* _Description of the task_
How many lines in the listing below include the word "font"? Answer with the number and nothing else.

* _Information given_
------------------------
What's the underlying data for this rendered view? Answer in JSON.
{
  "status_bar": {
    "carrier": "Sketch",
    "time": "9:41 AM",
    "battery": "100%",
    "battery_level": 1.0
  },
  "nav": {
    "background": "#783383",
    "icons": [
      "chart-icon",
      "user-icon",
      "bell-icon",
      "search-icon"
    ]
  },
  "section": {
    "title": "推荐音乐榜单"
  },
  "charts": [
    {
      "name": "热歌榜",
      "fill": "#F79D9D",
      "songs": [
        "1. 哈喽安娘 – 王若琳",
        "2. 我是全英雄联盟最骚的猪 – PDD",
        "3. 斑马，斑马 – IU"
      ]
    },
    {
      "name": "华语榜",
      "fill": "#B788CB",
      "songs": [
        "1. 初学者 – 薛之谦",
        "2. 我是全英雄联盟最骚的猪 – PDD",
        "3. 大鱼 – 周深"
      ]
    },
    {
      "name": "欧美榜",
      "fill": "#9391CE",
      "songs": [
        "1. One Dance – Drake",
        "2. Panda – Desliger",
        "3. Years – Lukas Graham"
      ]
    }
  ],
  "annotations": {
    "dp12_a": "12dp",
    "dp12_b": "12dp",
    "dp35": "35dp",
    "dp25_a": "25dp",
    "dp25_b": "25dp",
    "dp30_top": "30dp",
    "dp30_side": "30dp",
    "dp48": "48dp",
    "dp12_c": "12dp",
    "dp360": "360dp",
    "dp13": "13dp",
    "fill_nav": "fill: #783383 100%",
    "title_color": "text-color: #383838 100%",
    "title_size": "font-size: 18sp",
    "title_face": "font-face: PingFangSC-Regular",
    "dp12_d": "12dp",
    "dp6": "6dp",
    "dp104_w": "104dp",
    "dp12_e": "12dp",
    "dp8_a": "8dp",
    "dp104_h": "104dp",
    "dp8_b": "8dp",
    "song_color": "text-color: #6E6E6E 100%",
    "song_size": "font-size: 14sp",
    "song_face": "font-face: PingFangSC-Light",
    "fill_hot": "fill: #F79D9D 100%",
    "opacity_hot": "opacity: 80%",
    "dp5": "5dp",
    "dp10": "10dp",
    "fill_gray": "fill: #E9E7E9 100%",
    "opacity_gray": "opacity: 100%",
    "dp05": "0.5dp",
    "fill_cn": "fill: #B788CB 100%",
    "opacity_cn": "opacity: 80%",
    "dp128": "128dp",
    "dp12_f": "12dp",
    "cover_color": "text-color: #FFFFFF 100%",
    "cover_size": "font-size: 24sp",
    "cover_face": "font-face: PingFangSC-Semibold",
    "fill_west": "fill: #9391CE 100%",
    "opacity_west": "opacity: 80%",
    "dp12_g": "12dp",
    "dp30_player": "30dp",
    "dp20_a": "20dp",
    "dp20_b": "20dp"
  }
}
------------------------
* _Complete answer_
6